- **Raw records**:
"""

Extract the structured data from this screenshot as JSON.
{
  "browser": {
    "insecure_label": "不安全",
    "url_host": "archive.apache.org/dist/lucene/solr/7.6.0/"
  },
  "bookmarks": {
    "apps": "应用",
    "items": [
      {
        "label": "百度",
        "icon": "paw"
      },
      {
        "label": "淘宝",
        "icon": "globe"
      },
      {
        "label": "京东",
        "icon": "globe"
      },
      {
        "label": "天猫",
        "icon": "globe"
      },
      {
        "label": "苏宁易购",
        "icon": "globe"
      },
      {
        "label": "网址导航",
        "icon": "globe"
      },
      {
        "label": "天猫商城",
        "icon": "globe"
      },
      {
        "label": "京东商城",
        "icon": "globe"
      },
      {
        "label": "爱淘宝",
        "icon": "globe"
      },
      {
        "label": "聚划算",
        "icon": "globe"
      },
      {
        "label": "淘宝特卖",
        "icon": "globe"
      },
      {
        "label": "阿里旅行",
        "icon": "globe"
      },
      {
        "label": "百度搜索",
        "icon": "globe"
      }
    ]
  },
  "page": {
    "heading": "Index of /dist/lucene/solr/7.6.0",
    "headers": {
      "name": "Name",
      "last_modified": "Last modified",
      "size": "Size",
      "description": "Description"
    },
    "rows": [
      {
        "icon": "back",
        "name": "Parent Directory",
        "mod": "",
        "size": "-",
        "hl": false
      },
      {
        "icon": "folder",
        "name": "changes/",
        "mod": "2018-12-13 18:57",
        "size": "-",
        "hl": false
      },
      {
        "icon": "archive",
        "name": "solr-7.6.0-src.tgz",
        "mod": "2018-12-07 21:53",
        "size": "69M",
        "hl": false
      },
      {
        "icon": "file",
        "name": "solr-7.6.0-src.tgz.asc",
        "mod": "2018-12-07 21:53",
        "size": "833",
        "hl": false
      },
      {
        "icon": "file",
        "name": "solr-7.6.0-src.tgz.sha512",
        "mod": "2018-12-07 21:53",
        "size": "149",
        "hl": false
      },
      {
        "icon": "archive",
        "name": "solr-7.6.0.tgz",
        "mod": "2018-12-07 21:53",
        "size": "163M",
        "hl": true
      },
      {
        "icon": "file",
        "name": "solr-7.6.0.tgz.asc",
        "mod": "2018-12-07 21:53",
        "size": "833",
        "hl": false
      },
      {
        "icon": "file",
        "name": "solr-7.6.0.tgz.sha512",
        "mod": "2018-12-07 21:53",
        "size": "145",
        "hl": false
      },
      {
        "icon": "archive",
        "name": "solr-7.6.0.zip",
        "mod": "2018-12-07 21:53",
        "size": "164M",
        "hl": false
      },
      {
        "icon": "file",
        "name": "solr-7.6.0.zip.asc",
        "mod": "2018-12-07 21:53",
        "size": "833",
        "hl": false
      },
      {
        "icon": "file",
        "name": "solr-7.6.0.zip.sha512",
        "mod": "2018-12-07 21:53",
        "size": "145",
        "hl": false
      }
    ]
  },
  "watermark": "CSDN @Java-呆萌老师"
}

"""

- **BRIEF**: Set down the entries verbatim, leaving none out.

- **TASK OUTPUT**:
Extract the structured data from this screenshot as JSON.
{
  "browser": {
    "insecure_label": "不安全",
    "url_host": "archive.apache.org/dist/lucene/solr/7.6.0/"
  },
  "bookmarks": {
    "apps": "应用",
    "items": [
      {
        "label": "百度",
        "icon": "paw"
      },
      {
        "label": "淘宝",
        "icon": "globe"
      },
      {
        "label": "京东",
        "icon": "globe"
      },
      {
        "label": "天猫",
        "icon": "globe"
      },
      {
        "label": "苏宁易购",
        "icon": "globe"
      },
      {
        "label": "网址导航",
        "icon": "globe"
      },
      {
        "label": "天猫商城",
        "icon": "globe"
      },
      {
        "label": "京东商城",
        "icon": "globe"
      },
      {
        "label": "爱淘宝",
        "icon": "globe"
      },
      {
        "label": "聚划算",
        "icon": "globe"
      },
      {
        "label": "淘宝特卖",
        "icon": "globe"
      },
      {
        "label": "阿里旅行",
        "icon": "globe"
      },
      {
        "label": "百度搜索",
        "icon": "globe"
      }
    ]
  },
  "page": {
    "heading": "Index of /dist/lucene/solr/7.6.0",
    "headers": {
      "name": "Name",
      "last_modified": "Last modified",
      "size": "Size",
      "description": "Description"
    },
    "rows": [
      {
        "icon": "back",
        "name": "Parent Directory",
        "mod": "",
        "size": "-",
        "hl": false
      },
      {
        "icon": "folder",
        "name": "changes/",
        "mod": "2018-12-13 18:57",
        "size": "-",
        "hl": false
      },
      {
        "icon": "archive",
        "name": "solr-7.6.0-src.tgz",
        "mod": "2018-12-07 21:53",
        "size": "69M",
        "hl": false
      },
      {
        "icon": "file",
        "name": "solr-7.6.0-src.tgz.asc",
        "mod": "2018-12-07 21:53",
        "size": "833",
        "hl": false
      },
      {
        "icon": "file",
        "name": "solr-7.6.0-src.tgz.sha512",
        "mod": "2018-12-07 21:53",
        "size": "149",
        "hl": false
      },
      {
        "icon": "archive",
        "name": "solr-7.6.0.tgz",
        "mod": "2018-12-07 21:53",
        "size": "163M",
        "hl": true
      },
      {
        "icon": "file",
        "name": "solr-7.6.0.tgz.asc",
        "mod": "2018-12-07 21:53",
        "size": "833",
        "hl": false
      },
      {
        "icon": "file",
        "name": "solr-7.6.0.tgz.sha512",
        "mod": "2018-12-07 21:53",
        "size": "145",
        "hl": false
      },
      {
        "icon": "archive",
        "name": "solr-7.6.0.zip",
        "mod": "2018-12-07 21:53",
        "size": "164M",
        "hl": false
      },
      {
        "icon": "file",
        "name": "solr-7.6.0.zip.asc",
        "mod": "2018-12-07 21:53",
        "size": "833",
        "hl": false
      },
      {
        "icon": "file",
        "name": "solr-7.6.0.zip.sha512",
        "mod": "2018-12-07 21:53",
        "size": "145",
        "hl": false
      }
    ]
  },
  "watermark": "CSDN @Java-呆萌老师"
}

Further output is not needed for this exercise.